▶ **Given request**:
Output all the data exactly. Pictures do not belong in the copy.

▶ **Raw data**:

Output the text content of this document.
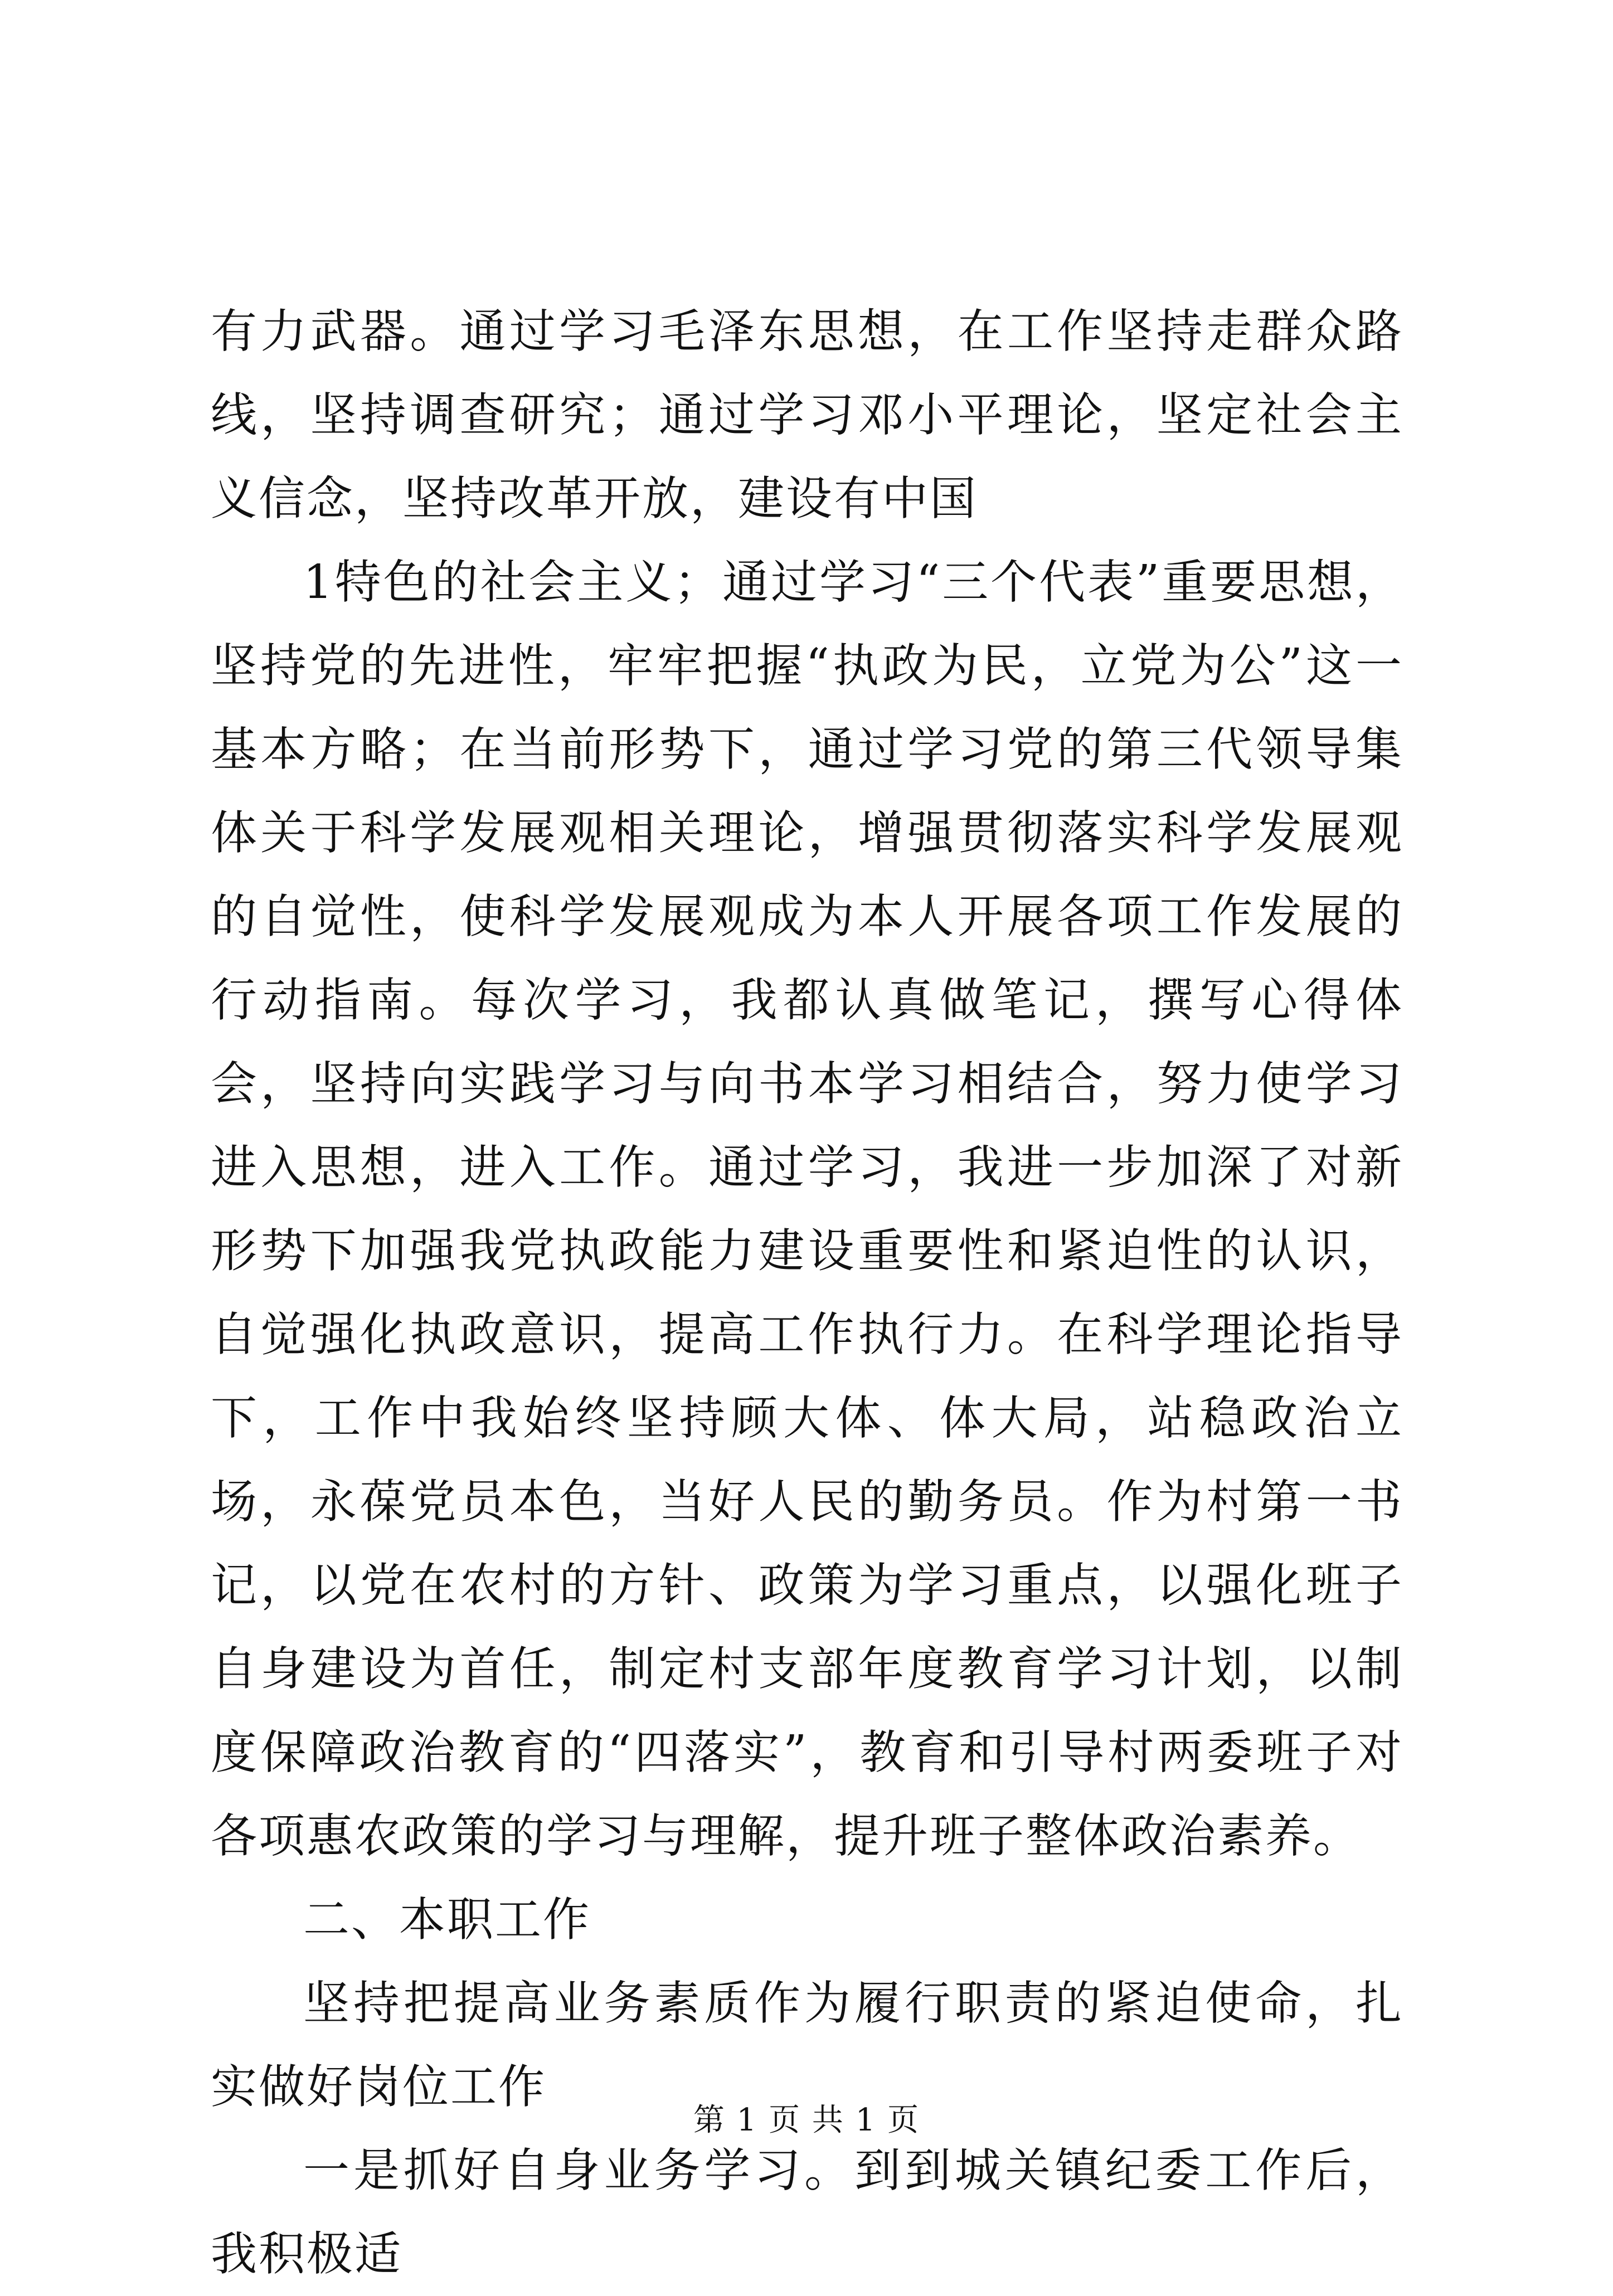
有力武器。通过学习毛泽东思想，在工作坚持走群众路线，坚持调查研究；通过学习邓小平理论，坚定社会主义信念，坚持改革开放，建设有中国

1特色的社会主义；通过学习“三个代表”重要思想，坚持党的先进性，牢牢把握“执政为民，立党为公”这一基本方略；在当前形势下，通过学习党的第三代领导集体关于科学发展观相关理论，增强贯彻落实科学发展观的自觉性，使科学发展观成为本人开展各项工作发展的行动指南。每次学习，我都认真做笔记，撰写心得体会，坚持向实践学习与向书本学习相结合，努力使学习进入思想，进入工作。通过学习，我进一步加深了对新形势下加强我党执政能力建设重要性和紧迫性的认识，自觉强化执政意识，提高工作执行力。在科学理论指导下，工作中我始终坚持顾大体、体大局，站稳政治立场，永葆党员本色，当好人民的勤务员。作为村第一书记，以党在农村的方针、政策为学习重点，以强化班子自身建设为首任，制定村支部年度教育学习计划，以制度保障政治教育的“四落实”，教育和引导村两委班子对各项惠农政策的学习与理解，提升班子整体政治素养。

二、本职工作

坚持把提高业务素质作为履行职责的紧迫使命，扎实做好岗位工作

一是抓好自身业务学习。到到城关镇纪委工作后，我积极适

第 1 页 共 1 页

▶ **Complete answer**:
Output the text content of this document.
有力武器。通过学习毛泽东思想，在工作坚持走群众路线，坚持调查研究；通过学习邓小平理论，坚定社会主义信念，坚持改革开放，建设有中国

1特色的社会主义；通过学习“三个代表”重要思想，坚持党的先进性，牢牢把握“执政为民，立党为公”这一基本方略；在当前形势下，通过学习党的第三代领导集体关于科学发展观相关理论，增强贯彻落实科学发展观的自觉性，使科学发展观成为本人开展各项工作发展的行动指南。每次学习，我都认真做笔记，撰写心得体会，坚持向实践学习与向书本学习相结合，努力使学习进入思想，进入工作。通过学习，我进一步加深了对新形势下加强我党执政能力建设重要性和紧迫性的认识，自觉强化执政意识，提高工作执行力。在科学理论指导下，工作中我始终坚持顾大体、体大局，站稳政治立场，永葆党员本色，当好人民的勤务员。作为村第一书记，以党在农村的方针、政策为学习重点，以强化班子自身建设为首任，制定村支部年度教育学习计划，以制度保障政治教育的“四落实”，教育和引导村两委班子对各项惠农政策的学习与理解，提升班子整体政治素养。

二、本职工作

坚持把提高业务素质作为履行职责的紧迫使命，扎实做好岗位工作

一是抓好自身业务学习。到到城关镇纪委工作后，我积极适

第 1 页 共 1 页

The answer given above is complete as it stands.